Text shown ->
## START

Always striving to play her best, Ann Herlong challenges herself again by entering Van Cliburn competition

By emily

Herlong
By Jennifer Becknell
The Herald

The Herald Performer and piano teacher Ann Herlong spends five to six hours a day practicing her competitive program, which includes Bach, Beethoven, Chopin, Rachmaninoff and Debussy, on her mother’s Baldwin grand piano.When Ann Herlong placed third in a prestigious international piano competition three years ago, it was a highlight of her lifetime love of music.

Next week, she has yet another chance.

The popular local performer and beloved piano teacher leaves this weekend for her third trip to the Van Cliburn Foundation’s International Piano Competition for Outstanding Amateurs. At 77, she will be the oldest of 75 pianists to compete in the Fort Worth, Texas, event.

“I’m just striving to do the best I can,” said Herlong, who spends five to six hours every day practicing her program, which includes a difficult selection of classical arrangements — Bach, Beethoven, Chopin, Rachmaninoff and Debussy.

## END

Exercise 1 ->
Recast the records as a JSON list of strings with one string per line, leaving out blank lines. Include only the lines from the start of the records through the line containing "table-cell[interactable] — [160, 71, 263, 86]".

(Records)
## START

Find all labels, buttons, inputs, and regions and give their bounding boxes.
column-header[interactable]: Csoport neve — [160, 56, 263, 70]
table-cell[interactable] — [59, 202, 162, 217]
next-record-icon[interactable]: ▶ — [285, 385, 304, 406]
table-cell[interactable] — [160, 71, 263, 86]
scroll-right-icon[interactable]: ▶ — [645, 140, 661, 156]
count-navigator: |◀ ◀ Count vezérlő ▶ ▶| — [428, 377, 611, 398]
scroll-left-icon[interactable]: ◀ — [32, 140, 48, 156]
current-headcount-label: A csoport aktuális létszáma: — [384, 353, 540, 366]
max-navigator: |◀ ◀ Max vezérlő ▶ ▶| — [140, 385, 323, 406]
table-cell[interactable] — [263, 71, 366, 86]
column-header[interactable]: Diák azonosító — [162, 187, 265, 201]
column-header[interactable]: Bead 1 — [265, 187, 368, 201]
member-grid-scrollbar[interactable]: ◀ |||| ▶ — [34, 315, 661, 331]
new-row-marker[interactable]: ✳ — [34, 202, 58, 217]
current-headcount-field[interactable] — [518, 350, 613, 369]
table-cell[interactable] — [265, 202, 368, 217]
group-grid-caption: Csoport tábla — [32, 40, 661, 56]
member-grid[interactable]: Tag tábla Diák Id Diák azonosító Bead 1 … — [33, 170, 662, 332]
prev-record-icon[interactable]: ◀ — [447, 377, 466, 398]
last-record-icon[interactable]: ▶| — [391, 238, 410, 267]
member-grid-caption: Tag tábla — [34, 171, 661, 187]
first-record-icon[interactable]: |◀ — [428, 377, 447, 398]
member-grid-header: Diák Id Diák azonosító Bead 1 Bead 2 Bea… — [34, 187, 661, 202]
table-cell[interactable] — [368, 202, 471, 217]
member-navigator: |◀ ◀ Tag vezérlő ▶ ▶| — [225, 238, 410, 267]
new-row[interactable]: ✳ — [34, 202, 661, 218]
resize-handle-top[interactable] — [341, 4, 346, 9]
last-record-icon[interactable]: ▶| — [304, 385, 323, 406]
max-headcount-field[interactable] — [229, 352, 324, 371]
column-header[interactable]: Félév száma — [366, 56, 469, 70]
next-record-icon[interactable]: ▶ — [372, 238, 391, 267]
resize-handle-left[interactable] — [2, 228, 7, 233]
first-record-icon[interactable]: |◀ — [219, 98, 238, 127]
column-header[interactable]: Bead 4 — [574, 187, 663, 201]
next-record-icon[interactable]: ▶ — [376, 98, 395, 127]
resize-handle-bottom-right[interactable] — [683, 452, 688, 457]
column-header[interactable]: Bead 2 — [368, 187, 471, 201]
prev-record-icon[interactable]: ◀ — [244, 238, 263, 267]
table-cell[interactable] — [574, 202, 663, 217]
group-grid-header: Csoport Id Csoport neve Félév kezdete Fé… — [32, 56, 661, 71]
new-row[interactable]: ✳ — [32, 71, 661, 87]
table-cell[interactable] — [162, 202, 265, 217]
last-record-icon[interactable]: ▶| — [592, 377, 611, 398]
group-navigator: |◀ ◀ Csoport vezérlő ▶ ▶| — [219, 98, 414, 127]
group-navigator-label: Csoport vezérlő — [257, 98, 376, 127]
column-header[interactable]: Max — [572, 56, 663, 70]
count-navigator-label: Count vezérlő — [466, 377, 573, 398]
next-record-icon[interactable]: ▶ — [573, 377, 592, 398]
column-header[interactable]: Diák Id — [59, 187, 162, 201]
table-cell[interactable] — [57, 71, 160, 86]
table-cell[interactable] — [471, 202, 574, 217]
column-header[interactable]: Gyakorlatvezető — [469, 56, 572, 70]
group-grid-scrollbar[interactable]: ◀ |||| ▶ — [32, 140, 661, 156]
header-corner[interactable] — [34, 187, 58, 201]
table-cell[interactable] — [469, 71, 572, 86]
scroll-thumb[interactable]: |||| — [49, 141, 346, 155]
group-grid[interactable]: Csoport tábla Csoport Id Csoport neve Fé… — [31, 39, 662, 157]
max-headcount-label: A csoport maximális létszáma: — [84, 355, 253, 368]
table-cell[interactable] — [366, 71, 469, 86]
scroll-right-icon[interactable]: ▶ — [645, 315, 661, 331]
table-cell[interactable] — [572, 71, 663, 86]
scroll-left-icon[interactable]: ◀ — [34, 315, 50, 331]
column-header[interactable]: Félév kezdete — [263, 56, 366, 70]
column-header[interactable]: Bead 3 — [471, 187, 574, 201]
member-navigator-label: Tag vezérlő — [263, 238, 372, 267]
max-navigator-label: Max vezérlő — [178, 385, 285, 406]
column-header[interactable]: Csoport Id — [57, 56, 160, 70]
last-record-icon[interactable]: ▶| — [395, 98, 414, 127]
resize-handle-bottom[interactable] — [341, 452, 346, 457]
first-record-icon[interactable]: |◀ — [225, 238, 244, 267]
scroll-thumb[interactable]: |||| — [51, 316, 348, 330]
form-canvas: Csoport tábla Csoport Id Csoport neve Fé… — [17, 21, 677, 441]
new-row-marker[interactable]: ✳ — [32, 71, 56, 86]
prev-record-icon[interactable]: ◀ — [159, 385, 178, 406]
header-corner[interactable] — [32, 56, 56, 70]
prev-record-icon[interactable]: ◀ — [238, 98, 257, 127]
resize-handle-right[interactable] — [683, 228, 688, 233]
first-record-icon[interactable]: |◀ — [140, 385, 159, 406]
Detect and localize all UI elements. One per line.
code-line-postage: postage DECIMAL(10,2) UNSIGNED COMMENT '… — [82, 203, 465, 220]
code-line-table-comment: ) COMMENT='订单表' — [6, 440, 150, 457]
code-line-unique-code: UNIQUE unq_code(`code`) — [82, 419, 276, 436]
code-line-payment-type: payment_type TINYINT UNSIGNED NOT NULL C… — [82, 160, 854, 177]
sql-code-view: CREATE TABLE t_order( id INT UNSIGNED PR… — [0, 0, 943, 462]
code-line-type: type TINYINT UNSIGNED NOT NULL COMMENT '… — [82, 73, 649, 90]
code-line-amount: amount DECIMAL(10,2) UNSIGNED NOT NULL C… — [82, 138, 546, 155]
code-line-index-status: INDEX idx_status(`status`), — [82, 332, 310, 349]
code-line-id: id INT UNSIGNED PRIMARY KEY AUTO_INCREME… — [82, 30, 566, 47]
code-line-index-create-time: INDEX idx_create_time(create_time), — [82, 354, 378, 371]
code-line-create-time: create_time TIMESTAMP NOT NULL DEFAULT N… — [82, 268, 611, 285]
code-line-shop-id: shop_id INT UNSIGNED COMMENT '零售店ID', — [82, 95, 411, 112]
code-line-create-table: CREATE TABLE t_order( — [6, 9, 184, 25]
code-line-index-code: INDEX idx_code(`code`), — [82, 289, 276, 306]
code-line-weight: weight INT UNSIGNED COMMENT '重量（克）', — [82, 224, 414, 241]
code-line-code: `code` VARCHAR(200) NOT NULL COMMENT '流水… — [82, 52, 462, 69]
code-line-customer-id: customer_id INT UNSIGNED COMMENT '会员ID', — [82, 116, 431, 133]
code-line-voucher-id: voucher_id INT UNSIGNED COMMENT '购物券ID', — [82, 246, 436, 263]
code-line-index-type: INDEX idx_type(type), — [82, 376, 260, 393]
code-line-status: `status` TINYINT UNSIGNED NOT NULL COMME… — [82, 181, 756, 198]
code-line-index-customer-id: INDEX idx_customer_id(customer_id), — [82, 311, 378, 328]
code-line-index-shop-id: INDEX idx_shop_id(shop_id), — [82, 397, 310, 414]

## END

Exercise 2 ->
Print the passage from "The popular local" to "Worth, Texas, event." in the article about Ann Herlong, word for word.

Reply 1 ->
[
  "Find all labels, buttons, inputs, and regions and give their bounding boxes.",
  "column-header[interactable]: Csoport neve — [160, 56, 263, 70]",
  "table-cell[interactable] — [59, 202, 162, 217]",
  "next-record-icon[interactable]: ▶ — [285, 385, 304, 406]",
  "table-cell[interactable] — [160, 71, 263, 86]"
]

Reply 2 ->
The popular local performer and beloved piano teacher leaves this weekend for her third trip to the Van Cliburn Foundation’s International Piano Competition for Outstanding Amateurs. At 77, she will be the oldest of 75 pianists to compete in the Fort Worth, Texas, event.